**Records supplied**.
····················
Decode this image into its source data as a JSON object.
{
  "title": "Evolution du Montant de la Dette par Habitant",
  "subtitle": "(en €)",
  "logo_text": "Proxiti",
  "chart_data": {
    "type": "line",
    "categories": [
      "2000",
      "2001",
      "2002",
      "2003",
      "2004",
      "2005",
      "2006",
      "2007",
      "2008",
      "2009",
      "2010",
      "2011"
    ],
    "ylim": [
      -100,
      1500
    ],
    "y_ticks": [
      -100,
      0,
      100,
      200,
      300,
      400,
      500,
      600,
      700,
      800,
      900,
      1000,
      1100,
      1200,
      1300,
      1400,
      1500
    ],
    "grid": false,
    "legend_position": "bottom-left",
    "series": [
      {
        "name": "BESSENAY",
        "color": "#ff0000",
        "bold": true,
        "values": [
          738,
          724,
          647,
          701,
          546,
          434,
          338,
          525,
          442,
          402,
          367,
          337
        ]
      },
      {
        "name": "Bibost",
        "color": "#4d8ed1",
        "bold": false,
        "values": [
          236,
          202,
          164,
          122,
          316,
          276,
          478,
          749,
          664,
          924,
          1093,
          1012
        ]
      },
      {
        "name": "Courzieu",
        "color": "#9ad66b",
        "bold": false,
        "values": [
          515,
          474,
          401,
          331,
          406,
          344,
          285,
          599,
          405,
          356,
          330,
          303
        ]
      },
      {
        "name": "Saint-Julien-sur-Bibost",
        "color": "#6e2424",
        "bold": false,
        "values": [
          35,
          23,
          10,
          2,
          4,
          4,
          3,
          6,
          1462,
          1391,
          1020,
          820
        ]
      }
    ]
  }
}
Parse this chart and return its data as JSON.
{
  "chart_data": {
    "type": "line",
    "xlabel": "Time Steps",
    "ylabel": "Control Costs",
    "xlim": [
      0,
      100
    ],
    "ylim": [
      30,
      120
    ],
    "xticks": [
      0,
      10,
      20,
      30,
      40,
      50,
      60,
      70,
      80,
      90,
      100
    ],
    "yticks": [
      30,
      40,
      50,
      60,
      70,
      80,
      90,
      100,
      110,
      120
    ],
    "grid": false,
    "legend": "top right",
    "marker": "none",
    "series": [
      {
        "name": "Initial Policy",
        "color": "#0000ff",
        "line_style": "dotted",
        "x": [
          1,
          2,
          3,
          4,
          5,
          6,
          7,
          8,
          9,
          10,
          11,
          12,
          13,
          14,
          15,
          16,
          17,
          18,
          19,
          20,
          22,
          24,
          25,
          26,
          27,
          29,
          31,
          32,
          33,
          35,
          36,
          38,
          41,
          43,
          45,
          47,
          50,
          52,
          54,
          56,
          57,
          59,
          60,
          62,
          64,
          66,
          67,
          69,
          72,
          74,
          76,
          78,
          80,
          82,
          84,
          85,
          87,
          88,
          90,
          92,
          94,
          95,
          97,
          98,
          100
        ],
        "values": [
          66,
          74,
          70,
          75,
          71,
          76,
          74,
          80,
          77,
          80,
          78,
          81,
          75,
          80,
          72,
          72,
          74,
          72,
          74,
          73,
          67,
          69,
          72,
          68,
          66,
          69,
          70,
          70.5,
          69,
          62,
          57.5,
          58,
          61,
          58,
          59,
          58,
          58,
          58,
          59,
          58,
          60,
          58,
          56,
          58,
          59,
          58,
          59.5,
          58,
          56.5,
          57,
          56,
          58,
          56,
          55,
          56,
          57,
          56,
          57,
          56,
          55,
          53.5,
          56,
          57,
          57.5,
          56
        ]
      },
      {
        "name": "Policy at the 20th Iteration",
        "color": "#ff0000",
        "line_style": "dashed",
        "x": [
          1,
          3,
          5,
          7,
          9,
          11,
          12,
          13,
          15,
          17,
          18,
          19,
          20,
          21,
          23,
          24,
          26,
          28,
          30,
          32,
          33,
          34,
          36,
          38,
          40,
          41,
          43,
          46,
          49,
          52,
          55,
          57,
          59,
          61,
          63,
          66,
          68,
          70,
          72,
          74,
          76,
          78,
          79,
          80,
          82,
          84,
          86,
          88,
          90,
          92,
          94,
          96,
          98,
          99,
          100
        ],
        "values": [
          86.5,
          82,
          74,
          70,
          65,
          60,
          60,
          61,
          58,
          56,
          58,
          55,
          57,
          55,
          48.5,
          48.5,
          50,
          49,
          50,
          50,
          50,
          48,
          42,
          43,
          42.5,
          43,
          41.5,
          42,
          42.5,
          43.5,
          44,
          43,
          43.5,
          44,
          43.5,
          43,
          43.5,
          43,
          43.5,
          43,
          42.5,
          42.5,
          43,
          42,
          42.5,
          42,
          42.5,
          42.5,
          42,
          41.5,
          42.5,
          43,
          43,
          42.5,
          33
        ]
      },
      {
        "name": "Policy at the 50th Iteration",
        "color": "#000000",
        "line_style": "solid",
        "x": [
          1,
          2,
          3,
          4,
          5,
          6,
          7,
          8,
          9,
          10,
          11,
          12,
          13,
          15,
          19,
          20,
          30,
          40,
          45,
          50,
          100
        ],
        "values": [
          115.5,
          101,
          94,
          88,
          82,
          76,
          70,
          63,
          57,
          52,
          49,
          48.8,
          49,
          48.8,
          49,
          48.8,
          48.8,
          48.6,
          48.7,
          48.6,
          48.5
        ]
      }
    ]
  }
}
····················
**Task to complete**.
Go through the entries above and pull out each line with "this" in it.

**Answer**.
Decode this image into its source data as a JSON object.
Parse this chart and return its data as JSON.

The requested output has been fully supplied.